Convert every line of the entries below into a Markdown table with two columns, Row and Line, giving each line's number under Row and its text under Line. Omit blank lines.

(Rows from a dataset)
↓
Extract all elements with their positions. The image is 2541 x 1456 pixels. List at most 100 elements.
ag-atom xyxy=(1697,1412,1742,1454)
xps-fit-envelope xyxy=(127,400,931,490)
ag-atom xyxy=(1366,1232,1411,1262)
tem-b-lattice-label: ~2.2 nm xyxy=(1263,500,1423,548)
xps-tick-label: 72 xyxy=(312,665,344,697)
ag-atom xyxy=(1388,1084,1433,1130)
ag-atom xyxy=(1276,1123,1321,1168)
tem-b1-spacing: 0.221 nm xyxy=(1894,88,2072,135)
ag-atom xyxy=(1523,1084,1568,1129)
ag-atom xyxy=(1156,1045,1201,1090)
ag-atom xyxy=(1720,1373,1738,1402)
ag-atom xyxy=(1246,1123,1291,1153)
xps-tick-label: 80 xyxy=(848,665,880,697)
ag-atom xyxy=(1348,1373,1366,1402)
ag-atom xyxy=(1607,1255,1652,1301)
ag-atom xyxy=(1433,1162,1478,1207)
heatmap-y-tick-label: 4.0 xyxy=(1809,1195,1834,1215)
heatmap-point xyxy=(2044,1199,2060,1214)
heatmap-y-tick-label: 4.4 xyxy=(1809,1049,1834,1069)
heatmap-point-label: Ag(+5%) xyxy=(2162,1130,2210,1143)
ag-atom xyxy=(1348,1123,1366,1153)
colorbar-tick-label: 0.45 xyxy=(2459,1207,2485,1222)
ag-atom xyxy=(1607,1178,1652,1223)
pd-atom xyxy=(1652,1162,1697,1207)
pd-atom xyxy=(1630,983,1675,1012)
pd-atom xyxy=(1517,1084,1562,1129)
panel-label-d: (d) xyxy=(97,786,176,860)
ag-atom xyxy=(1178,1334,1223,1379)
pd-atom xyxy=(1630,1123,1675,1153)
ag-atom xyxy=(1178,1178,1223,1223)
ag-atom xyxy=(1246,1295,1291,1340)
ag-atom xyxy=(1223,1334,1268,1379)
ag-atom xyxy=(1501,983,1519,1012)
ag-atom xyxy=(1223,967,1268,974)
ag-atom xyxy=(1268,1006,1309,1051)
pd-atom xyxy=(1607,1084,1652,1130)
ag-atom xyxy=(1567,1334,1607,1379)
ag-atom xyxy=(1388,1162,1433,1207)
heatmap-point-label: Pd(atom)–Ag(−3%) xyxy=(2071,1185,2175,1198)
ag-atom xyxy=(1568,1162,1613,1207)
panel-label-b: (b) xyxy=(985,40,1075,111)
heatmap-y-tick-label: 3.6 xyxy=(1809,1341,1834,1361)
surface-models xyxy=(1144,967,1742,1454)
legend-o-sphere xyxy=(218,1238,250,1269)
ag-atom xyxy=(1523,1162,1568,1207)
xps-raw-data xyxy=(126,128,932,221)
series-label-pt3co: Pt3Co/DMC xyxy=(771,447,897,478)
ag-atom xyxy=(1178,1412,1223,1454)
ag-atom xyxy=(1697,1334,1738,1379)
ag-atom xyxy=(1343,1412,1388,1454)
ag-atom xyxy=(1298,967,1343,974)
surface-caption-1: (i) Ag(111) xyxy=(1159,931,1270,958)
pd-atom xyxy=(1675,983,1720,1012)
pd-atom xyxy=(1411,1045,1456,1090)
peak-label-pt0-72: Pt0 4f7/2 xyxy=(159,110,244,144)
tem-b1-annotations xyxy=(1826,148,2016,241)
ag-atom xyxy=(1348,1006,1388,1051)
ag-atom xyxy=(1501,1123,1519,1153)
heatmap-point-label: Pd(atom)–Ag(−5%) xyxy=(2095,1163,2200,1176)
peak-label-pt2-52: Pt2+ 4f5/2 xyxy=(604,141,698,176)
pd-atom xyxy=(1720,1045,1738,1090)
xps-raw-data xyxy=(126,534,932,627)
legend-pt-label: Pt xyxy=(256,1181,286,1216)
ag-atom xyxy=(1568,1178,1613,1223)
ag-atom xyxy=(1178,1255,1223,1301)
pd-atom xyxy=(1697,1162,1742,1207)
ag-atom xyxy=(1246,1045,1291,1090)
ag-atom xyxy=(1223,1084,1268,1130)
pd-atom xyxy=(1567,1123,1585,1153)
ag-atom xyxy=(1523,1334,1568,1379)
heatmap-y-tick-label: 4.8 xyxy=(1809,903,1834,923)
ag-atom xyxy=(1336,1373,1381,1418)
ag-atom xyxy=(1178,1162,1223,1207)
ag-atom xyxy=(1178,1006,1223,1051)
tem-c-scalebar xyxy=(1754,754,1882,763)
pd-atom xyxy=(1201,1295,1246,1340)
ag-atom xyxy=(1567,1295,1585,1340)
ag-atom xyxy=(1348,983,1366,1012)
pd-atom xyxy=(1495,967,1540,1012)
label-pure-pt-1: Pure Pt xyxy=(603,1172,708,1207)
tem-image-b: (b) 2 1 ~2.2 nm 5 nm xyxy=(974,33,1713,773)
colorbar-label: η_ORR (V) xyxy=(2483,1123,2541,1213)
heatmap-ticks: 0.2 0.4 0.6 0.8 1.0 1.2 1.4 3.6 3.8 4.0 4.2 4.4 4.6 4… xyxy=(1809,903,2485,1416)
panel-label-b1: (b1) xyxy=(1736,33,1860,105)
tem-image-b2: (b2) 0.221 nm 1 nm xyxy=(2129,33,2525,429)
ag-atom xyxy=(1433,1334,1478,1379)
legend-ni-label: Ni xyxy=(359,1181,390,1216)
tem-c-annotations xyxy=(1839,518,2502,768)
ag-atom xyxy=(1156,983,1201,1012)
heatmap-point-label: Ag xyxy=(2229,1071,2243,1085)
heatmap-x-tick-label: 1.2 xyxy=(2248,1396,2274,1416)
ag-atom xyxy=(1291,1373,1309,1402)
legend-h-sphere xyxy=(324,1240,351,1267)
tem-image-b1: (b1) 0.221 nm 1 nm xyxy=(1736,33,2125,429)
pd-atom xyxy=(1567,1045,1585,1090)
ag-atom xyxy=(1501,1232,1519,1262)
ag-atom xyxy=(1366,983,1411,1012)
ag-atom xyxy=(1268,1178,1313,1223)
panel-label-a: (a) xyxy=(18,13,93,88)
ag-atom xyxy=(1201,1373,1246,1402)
↑
**Written reply**
| Row | Line |
|---|---|
| 1 | Extract all elements with their positions. The image is 2541 x 1456 pixels. List at most 100 elements. |
| 2 | ag-atom xyxy=(1697,1412,1742,1454) |
| 3 | xps-fit-envelope xyxy=(127,400,931,490) |
| 4 | ag-atom xyxy=(1366,1232,1411,1262) |
| 5 | tem-b-lattice-label: ~2.2 nm xyxy=(1263,500,1423,548) |
| 6 | xps-tick-label: 72 xyxy=(312,665,344,697) |
| 7 | ag-atom xyxy=(1388,1084,1433,1130) |
| 8 | ag-atom xyxy=(1276,1123,1321,1168) |
| 9 | tem-b1-spacing: 0.221 nm xyxy=(1894,88,2072,135) |
| 10 | ag-atom xyxy=(1523,1084,1568,1129) |
| 11 | ag-atom xyxy=(1156,1045,1201,1090) |
| 12 | ag-atom xyxy=(1720,1373,1738,1402) |
| 13 | ag-atom xyxy=(1246,1123,1291,1153) |
| 14 | xps-tick-label: 80 xyxy=(848,665,880,697) |
| 15 | ag-atom xyxy=(1348,1373,1366,1402) |
| 16 | ag-atom xyxy=(1607,1255,1652,1301) |
| 17 | ag-atom xyxy=(1433,1162,1478,1207) |
| 18 | heatmap-y-tick-label: 4.0 xyxy=(1809,1195,1834,1215) |
| 19 | heatmap-point xyxy=(2044,1199,2060,1214) |
| 20 | heatmap-y-tick-label: 4.4 xyxy=(1809,1049,1834,1069) |
| 21 | heatmap-point-label: Ag(+5%) xyxy=(2162,1130,2210,1143) |
| 22 | ag-atom xyxy=(1348,1123,1366,1153) |
| 23 | colorbar-tick-label: 0.45 xyxy=(2459,1207,2485,1222) |
| 24 | ag-atom xyxy=(1607,1178,1652,1223) |
| 25 | pd-atom xyxy=(1652,1162,1697,1207) |
| 26 | pd-atom xyxy=(1630,983,1675,1012) |
| 27 | pd-atom xyxy=(1517,1084,1562,1129) |
| 28 | panel-label-d: (d) xyxy=(97,786,176,860) |
| 29 | ag-atom xyxy=(1178,1334,1223,1379) |
| 30 | pd-atom xyxy=(1630,1123,1675,1153) |
| 31 | ag-atom xyxy=(1178,1178,1223,1223) |
| 32 | ag-atom xyxy=(1246,1295,1291,1340) |
| 33 | ag-atom xyxy=(1223,1334,1268,1379) |
| 34 | ag-atom xyxy=(1501,983,1519,1012) |
| 35 | ag-atom xyxy=(1223,967,1268,974) |
| 36 | ag-atom xyxy=(1268,1006,1309,1051) |
| 37 | pd-atom xyxy=(1607,1084,1652,1130) |
| 38 | ag-atom xyxy=(1567,1334,1607,1379) |
| 39 | ag-atom xyxy=(1388,1162,1433,1207) |
| 40 | heatmap-point-label: Pd(atom)–Ag(−3%) xyxy=(2071,1185,2175,1198) |
| 41 | ag-atom xyxy=(1568,1162,1613,1207) |
| 42 | panel-label-b: (b) xyxy=(985,40,1075,111) |
| 43 | heatmap-y-tick-label: 3.6 xyxy=(1809,1341,1834,1361) |
| 44 | surface-models xyxy=(1144,967,1742,1454) |
| 45 | legend-o-sphere xyxy=(218,1238,250,1269) |
| 46 | ag-atom xyxy=(1523,1162,1568,1207) |
| 47 | xps-raw-data xyxy=(126,128,932,221) |
| 48 | series-label-pt3co: Pt3Co/DMC xyxy=(771,447,897,478) |
| 49 | ag-atom xyxy=(1178,1412,1223,1454) |
| 50 | ag-atom xyxy=(1697,1334,1738,1379) |
| 51 | ag-atom xyxy=(1343,1412,1388,1454) |
| 52 | ag-atom xyxy=(1298,967,1343,974) |
| 53 | surface-caption-1: (i) Ag(111) xyxy=(1159,931,1270,958) |
| 54 | pd-atom xyxy=(1675,983,1720,1012) |
| 55 | pd-atom xyxy=(1411,1045,1456,1090) |
| 56 | peak-label-pt0-72: Pt0 4f7/2 xyxy=(159,110,244,144) |
| 57 | tem-b1-annotations xyxy=(1826,148,2016,241) |
| 58 | ag-atom xyxy=(1348,1006,1388,1051) |
| 59 | ag-atom xyxy=(1501,1123,1519,1153) |
| 60 | heatmap-point-label: Pd(atom)–Ag(−5%) xyxy=(2095,1163,2200,1176) |
| 61 | peak-label-pt2-52: Pt2+ 4f5/2 xyxy=(604,141,698,176) |
| 62 | pd-atom xyxy=(1720,1045,1738,1090) |
| 63 | xps-raw-data xyxy=(126,534,932,627) |
| 64 | legend-pt-label: Pt xyxy=(256,1181,286,1216) |
| 65 | ag-atom xyxy=(1568,1178,1613,1223) |
| 66 | ag-atom xyxy=(1178,1255,1223,1301) |
| 67 | pd-atom xyxy=(1697,1162,1742,1207) |
| 68 | ag-atom xyxy=(1246,1045,1291,1090) |
| 69 | ag-atom xyxy=(1223,1084,1268,1130) |
| 70 | pd-atom xyxy=(1567,1123,1585,1153) |
| 71 | ag-atom xyxy=(1523,1334,1568,1379) |
| 72 | heatmap-y-tick-label: 4.8 xyxy=(1809,903,1834,923) |
| 73 | ag-atom xyxy=(1336,1373,1381,1418) |
| 74 | ag-atom xyxy=(1178,1162,1223,1207) |
| 75 | ag-atom xyxy=(1178,1006,1223,1051) |
| 76 | tem-c-scalebar xyxy=(1754,754,1882,763) |
| 77 | pd-atom xyxy=(1201,1295,1246,1340) |
| 78 | ag-atom xyxy=(1567,1295,1585,1340) |
| 79 | ag-atom xyxy=(1348,983,1366,1012) |
| 80 | pd-atom xyxy=(1495,967,1540,1012) |
| 81 | label-pure-pt-1: Pure Pt xyxy=(603,1172,708,1207) |
| 82 | tem-image-b: (b) 2 1 ~2.2 nm 5 nm xyxy=(974,33,1713,773) |
| 83 | colorbar-label: η_ORR (V) xyxy=(2483,1123,2541,1213) |
| 84 | heatmap-ticks: 0.2 0.4 0.6 0.8 1.0 1.2 1.4 3.6 3.8 4.0 4.2 4.4 4.6 4… xyxy=(1809,903,2485,1416) |
| 85 | panel-label-b1: (b1) xyxy=(1736,33,1860,105) |
| 86 | tem-image-b2: (b2) 0.221 nm 1 nm xyxy=(2129,33,2525,429) |
| 87 | ag-atom xyxy=(1433,1334,1478,1379) |
| 88 | legend-ni-label: Ni xyxy=(359,1181,390,1216) |
| 89 | tem-c-annotations xyxy=(1839,518,2502,768) |
| 90 | ag-atom xyxy=(1156,983,1201,1012) |
| 91 | heatmap-point-label: Ag xyxy=(2229,1071,2243,1085) |
| 92 | heatmap-x-tick-label: 1.2 xyxy=(2248,1396,2274,1416) |
| 93 | ag-atom xyxy=(1291,1373,1309,1402) |
| 94 | legend-h-sphere xyxy=(324,1240,351,1267) |
| 95 | tem-image-b1: (b1) 0.221 nm 1 nm xyxy=(1736,33,2125,429) |
| 96 | pd-atom xyxy=(1567,1045,1585,1090) |
| 97 | ag-atom xyxy=(1501,1232,1519,1262) |
| 98 | ag-atom xyxy=(1366,983,1411,1012) |
| 99 | ag-atom xyxy=(1268,1178,1313,1223) |
| 100 | panel-label-a: (a) xyxy=(18,13,93,88) |
| 101 | ag-atom xyxy=(1201,1373,1246,1402) |